▶ [DADOS FORNECIDOS]:
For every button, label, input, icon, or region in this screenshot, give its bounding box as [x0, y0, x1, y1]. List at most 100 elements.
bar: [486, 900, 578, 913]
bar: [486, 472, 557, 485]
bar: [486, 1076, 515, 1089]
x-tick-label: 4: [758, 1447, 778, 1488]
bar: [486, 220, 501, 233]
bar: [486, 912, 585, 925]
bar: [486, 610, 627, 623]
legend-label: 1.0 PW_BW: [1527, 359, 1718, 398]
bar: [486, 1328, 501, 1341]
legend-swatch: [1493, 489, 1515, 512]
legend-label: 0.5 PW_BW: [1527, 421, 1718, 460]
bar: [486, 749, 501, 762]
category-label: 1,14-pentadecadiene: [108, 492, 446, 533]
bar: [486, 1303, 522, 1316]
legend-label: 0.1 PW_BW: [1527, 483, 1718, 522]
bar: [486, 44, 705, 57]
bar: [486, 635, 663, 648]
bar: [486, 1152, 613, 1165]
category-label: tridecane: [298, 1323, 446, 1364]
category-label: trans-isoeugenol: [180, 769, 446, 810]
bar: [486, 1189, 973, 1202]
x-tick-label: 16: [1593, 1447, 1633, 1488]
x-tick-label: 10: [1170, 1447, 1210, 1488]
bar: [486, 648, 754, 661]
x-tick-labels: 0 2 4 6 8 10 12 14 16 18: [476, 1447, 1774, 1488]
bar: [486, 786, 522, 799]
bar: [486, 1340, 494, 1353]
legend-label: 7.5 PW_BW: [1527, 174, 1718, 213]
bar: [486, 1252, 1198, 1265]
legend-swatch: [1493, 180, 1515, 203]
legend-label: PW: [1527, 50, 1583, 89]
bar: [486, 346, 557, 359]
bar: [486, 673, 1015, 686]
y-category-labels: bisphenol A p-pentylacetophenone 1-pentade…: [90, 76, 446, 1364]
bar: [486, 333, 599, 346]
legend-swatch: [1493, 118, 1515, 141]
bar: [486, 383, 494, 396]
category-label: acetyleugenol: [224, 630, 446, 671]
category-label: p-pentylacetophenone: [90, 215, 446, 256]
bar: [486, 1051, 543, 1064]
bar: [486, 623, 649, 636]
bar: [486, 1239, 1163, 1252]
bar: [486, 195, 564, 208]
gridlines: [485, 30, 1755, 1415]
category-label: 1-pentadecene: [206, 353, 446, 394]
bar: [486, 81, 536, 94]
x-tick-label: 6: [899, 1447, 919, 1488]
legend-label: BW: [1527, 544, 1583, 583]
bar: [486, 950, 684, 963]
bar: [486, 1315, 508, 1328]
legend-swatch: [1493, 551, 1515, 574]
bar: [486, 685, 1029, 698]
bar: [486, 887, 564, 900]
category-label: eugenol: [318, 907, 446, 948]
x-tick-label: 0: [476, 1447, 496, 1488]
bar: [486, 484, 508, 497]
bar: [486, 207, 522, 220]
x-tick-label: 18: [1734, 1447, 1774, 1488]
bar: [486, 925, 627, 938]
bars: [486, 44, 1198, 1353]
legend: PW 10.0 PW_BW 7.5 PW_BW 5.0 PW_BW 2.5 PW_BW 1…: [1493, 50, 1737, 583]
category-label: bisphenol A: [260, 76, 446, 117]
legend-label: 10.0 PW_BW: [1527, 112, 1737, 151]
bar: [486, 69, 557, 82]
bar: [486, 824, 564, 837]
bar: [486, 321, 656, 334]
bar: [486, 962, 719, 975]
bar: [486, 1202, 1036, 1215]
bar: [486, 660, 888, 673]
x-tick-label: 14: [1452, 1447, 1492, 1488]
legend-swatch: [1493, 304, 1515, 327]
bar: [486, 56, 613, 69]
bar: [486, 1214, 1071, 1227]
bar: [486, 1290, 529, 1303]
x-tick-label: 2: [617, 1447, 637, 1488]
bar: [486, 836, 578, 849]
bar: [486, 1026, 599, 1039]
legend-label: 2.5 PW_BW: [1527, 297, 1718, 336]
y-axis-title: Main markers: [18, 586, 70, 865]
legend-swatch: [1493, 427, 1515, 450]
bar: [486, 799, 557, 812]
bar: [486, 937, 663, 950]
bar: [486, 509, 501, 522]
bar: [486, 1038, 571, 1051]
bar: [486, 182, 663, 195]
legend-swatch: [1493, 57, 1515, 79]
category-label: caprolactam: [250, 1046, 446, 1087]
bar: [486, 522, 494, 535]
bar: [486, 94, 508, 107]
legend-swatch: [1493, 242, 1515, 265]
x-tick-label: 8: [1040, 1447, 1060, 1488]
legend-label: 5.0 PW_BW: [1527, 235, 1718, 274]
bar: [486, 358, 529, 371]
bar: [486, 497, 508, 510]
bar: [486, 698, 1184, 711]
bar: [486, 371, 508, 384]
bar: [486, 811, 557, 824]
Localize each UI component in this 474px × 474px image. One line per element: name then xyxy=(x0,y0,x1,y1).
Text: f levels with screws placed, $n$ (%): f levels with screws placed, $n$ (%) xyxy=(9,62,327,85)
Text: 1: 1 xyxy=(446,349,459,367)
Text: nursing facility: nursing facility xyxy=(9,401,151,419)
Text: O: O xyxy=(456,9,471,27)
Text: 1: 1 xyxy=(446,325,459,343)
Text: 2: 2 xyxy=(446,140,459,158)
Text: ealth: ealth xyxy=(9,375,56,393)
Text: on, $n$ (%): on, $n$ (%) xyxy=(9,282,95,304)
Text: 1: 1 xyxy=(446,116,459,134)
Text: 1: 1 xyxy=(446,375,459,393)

▶ [O QUE SE PEDE]:
Reescreva a listagem acima inteira, trocando cada ocorrência de "legend-label" por "legend-text" e mantendo todo o resto igual.

▶ [RESPOSTA DO EXERCÍCIO]:
For every button, label, input, icon, or region in this screenshot, give its bounding box as [x0, y0, x1, y1]. List at most 100 elements.
bar: [486, 900, 578, 913]
bar: [486, 472, 557, 485]
bar: [486, 1076, 515, 1089]
x-tick-label: 4: [758, 1447, 778, 1488]
bar: [486, 220, 501, 233]
bar: [486, 912, 585, 925]
bar: [486, 610, 627, 623]
legend-text: 1.0 PW_BW: [1527, 359, 1718, 398]
bar: [486, 1328, 501, 1341]
legend-swatch: [1493, 489, 1515, 512]
legend-text: 0.5 PW_BW: [1527, 421, 1718, 460]
bar: [486, 749, 501, 762]
category-label: 1,14-pentadecadiene: [108, 492, 446, 533]
bar: [486, 1303, 522, 1316]
legend-text: 0.1 PW_BW: [1527, 483, 1718, 522]
bar: [486, 44, 705, 57]
bar: [486, 635, 663, 648]
bar: [486, 1152, 613, 1165]
category-label: tridecane: [298, 1323, 446, 1364]
category-label: trans-isoeugenol: [180, 769, 446, 810]
bar: [486, 1189, 973, 1202]
x-tick-label: 16: [1593, 1447, 1633, 1488]
x-tick-label: 10: [1170, 1447, 1210, 1488]
bar: [486, 648, 754, 661]
x-tick-labels: 0 2 4 6 8 10 12 14 16 18: [476, 1447, 1774, 1488]
bar: [486, 786, 522, 799]
bar: [486, 1340, 494, 1353]
legend-text: 7.5 PW_BW: [1527, 174, 1718, 213]
bar: [486, 1252, 1198, 1265]
legend-swatch: [1493, 180, 1515, 203]
legend-text: PW: [1527, 50, 1583, 89]
bar: [486, 346, 557, 359]
bar: [486, 673, 1015, 686]
y-category-labels: bisphenol A p-pentylacetophenone 1-pentade…: [90, 76, 446, 1364]
bar: [486, 333, 599, 346]
legend-swatch: [1493, 118, 1515, 141]
bar: [486, 383, 494, 396]
category-label: acetyleugenol: [224, 630, 446, 671]
category-label: p-pentylacetophenone: [90, 215, 446, 256]
bar: [486, 1051, 543, 1064]
bar: [486, 623, 649, 636]
bar: [486, 1239, 1163, 1252]
bar: [486, 195, 564, 208]
gridlines: [485, 30, 1755, 1415]
category-label: 1-pentadecene: [206, 353, 446, 394]
bar: [486, 81, 536, 94]
x-tick-label: 6: [899, 1447, 919, 1488]
legend-text: BW: [1527, 544, 1583, 583]
bar: [486, 950, 684, 963]
bar: [486, 1315, 508, 1328]
legend-swatch: [1493, 551, 1515, 574]
bar: [486, 685, 1029, 698]
bar: [486, 887, 564, 900]
category-label: eugenol: [318, 907, 446, 948]
x-tick-label: 0: [476, 1447, 496, 1488]
bar: [486, 484, 508, 497]
bar: [486, 207, 522, 220]
x-tick-label: 18: [1734, 1447, 1774, 1488]
bar: [486, 925, 627, 938]
bars: [486, 44, 1198, 1353]
legend: PW 10.0 PW_BW 7.5 PW_BW 5.0 PW_BW 2.5 PW_BW 1…: [1493, 50, 1737, 583]
category-label: bisphenol A: [260, 76, 446, 117]
legend-text: 10.0 PW_BW: [1527, 112, 1737, 151]
bar: [486, 69, 557, 82]
bar: [486, 824, 564, 837]
bar: [486, 321, 656, 334]
bar: [486, 962, 719, 975]
bar: [486, 1202, 1036, 1215]
bar: [486, 660, 888, 673]
x-tick-label: 14: [1452, 1447, 1492, 1488]
legend-swatch: [1493, 304, 1515, 327]
bar: [486, 56, 613, 69]
bar: [486, 1214, 1071, 1227]
bar: [486, 1290, 529, 1303]
x-tick-label: 2: [617, 1447, 637, 1488]
bar: [486, 836, 578, 849]
bar: [486, 1026, 599, 1039]
legend-text: 2.5 PW_BW: [1527, 297, 1718, 336]
y-axis-title: Main markers: [18, 586, 70, 865]
legend-swatch: [1493, 427, 1515, 450]
bar: [486, 799, 557, 812]
bar: [486, 937, 663, 950]
bar: [486, 509, 501, 522]
bar: [486, 1038, 571, 1051]
bar: [486, 182, 663, 195]
legend-swatch: [1493, 57, 1515, 79]
category-label: caprolactam: [250, 1046, 446, 1087]
bar: [486, 522, 494, 535]
bar: [486, 94, 508, 107]
legend-swatch: [1493, 242, 1515, 265]
x-tick-label: 8: [1040, 1447, 1060, 1488]
legend-text: 5.0 PW_BW: [1527, 235, 1718, 274]
bar: [486, 358, 529, 371]
bar: [486, 497, 508, 510]
bar: [486, 698, 1184, 711]
bar: [486, 371, 508, 384]
bar: [486, 811, 557, 824]
Localize each UI component in this 474px × 474px image. One line per element: name then xyxy=(x0,y0,x1,y1).
Text: f levels with screws placed, $n$ (%): f levels with screws placed, $n$ (%) xyxy=(9,62,327,85)
Text: 1: 1 xyxy=(446,349,459,367)
Text: nursing facility: nursing facility xyxy=(9,401,151,419)
Text: O: O xyxy=(456,9,471,27)
Text: 1: 1 xyxy=(446,325,459,343)
Text: 2: 2 xyxy=(446,140,459,158)
Text: ealth: ealth xyxy=(9,375,56,393)
Text: on, $n$ (%): on, $n$ (%) xyxy=(9,282,95,304)
Text: 1: 1 xyxy=(446,116,459,134)
Text: 1: 1 xyxy=(446,375,459,393)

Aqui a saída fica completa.